> Exercise objective:
Every line of the records must be repeated exactly; pictures stay out.

--- BEGIN Dataset records ---

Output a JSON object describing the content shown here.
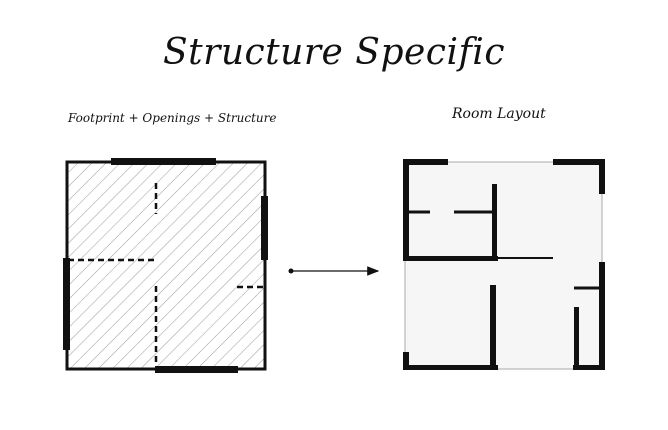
{
  "title": "Structure Specific",
  "left_panel": {
    "label": "Footprint + Openings + Structure"
  },
  "right_panel": {
    "label": "Room Layout"
  },
  "colors": {
    "ink": "#111111",
    "hatch": "#9a9a9a",
    "room_fill": "#f6f6f6",
    "outline": "#aaaaaa"
  }
}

--- END Dataset records ---

> Answer to the exercise:
Output a JSON object describing the content shown here.
{
  "title": "Structure Specific",
  "left_panel": {
    "label": "Footprint + Openings + Structure"
  },
  "right_panel": {
    "label": "Room Layout"
  },
  "colors": {
    "ink": "#111111",
    "hatch": "#9a9a9a",
    "room_fill": "#f6f6f6",
    "outline": "#aaaaaa"
  }
}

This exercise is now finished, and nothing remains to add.